(Dataset rows about figures)
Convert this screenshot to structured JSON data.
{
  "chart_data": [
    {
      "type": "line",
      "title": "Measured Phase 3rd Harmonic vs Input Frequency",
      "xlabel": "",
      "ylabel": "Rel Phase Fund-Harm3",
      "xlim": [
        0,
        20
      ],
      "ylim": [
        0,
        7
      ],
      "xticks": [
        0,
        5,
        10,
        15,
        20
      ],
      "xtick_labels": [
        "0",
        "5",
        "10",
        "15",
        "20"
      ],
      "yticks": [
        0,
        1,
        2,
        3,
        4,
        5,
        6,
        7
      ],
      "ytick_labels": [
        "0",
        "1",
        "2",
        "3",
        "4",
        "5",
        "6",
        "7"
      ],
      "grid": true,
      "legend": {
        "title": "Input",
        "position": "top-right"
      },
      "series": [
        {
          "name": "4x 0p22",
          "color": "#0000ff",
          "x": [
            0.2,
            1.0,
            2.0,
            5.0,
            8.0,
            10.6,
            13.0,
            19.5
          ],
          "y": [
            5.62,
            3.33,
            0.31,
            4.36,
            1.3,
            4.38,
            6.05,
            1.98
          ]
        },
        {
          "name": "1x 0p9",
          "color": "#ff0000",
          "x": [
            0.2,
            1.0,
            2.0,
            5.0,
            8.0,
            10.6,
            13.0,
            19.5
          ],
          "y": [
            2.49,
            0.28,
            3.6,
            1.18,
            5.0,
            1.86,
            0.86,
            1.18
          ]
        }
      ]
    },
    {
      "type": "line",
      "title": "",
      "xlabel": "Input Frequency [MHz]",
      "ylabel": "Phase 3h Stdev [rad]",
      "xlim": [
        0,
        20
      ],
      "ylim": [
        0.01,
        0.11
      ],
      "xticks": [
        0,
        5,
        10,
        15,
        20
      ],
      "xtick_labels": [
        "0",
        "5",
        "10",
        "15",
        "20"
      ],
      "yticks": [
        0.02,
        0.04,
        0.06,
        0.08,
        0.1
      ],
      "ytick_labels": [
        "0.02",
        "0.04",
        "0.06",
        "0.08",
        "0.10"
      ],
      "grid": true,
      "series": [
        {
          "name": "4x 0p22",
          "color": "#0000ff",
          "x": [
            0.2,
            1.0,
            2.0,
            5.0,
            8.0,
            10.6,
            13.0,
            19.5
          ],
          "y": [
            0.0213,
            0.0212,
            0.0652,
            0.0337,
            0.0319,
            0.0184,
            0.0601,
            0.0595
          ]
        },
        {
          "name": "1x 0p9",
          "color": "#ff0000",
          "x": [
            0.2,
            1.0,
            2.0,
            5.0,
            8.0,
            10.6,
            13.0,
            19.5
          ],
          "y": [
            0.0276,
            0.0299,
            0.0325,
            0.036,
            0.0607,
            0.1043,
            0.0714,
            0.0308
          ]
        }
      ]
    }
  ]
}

- Task goal:
Exactly reproduce all of the entries.

- Written reply:
Convert this screenshot to structured JSON data.
{
  "chart_data": [
    {
      "type": "line",
      "title": "Measured Phase 3rd Harmonic vs Input Frequency",
      "xlabel": "",
      "ylabel": "Rel Phase Fund-Harm3",
      "xlim": [
        0,
        20
      ],
      "ylim": [
        0,
        7
      ],
      "xticks": [
        0,
        5,
        10,
        15,
        20
      ],
      "xtick_labels": [
        "0",
        "5",
        "10",
        "15",
        "20"
      ],
      "yticks": [
        0,
        1,
        2,
        3,
        4,
        5,
        6,
        7
      ],
      "ytick_labels": [
        "0",
        "1",
        "2",
        "3",
        "4",
        "5",
        "6",
        "7"
      ],
      "grid": true,
      "legend": {
        "title": "Input",
        "position": "top-right"
      },
      "series": [
        {
          "name": "4x 0p22",
          "color": "#0000ff",
          "x": [
            0.2,
            1.0,
            2.0,
            5.0,
            8.0,
            10.6,
            13.0,
            19.5
          ],
          "y": [
            5.62,
            3.33,
            0.31,
            4.36,
            1.3,
            4.38,
            6.05,
            1.98
          ]
        },
        {
          "name": "1x 0p9",
          "color": "#ff0000",
          "x": [
            0.2,
            1.0,
            2.0,
            5.0,
            8.0,
            10.6,
            13.0,
            19.5
          ],
          "y": [
            2.49,
            0.28,
            3.6,
            1.18,
            5.0,
            1.86,
            0.86,
            1.18
          ]
        }
      ]
    },
    {
      "type": "line",
      "title": "",
      "xlabel": "Input Frequency [MHz]",
      "ylabel": "Phase 3h Stdev [rad]",
      "xlim": [
        0,
        20
      ],
      "ylim": [
        0.01,
        0.11
      ],
      "xticks": [
        0,
        5,
        10,
        15,
        20
      ],
      "xtick_labels": [
        "0",
        "5",
        "10",
        "15",
        "20"
      ],
      "yticks": [
        0.02,
        0.04,
        0.06,
        0.08,
        0.1
      ],
      "ytick_labels": [
        "0.02",
        "0.04",
        "0.06",
        "0.08",
        "0.10"
      ],
      "grid": true,
      "series": [
        {
          "name": "4x 0p22",
          "color": "#0000ff",
          "x": [
            0.2,
            1.0,
            2.0,
            5.0,
            8.0,
            10.6,
            13.0,
            19.5
          ],
          "y": [
            0.0213,
            0.0212,
            0.0652,
            0.0337,
            0.0319,
            0.0184,
            0.0601,
            0.0595
          ]
        },
        {
          "name": "1x 0p9",
          "color": "#ff0000",
          "x": [
            0.2,
            1.0,
            2.0,
            5.0,
            8.0,
            10.6,
            13.0,
            19.5
          ],
          "y": [
            0.0276,
            0.0299,
            0.0325,
            0.036,
            0.0607,
            0.1043,
            0.0714,
            0.0308
          ]
        }
      ]
    }
  ]
}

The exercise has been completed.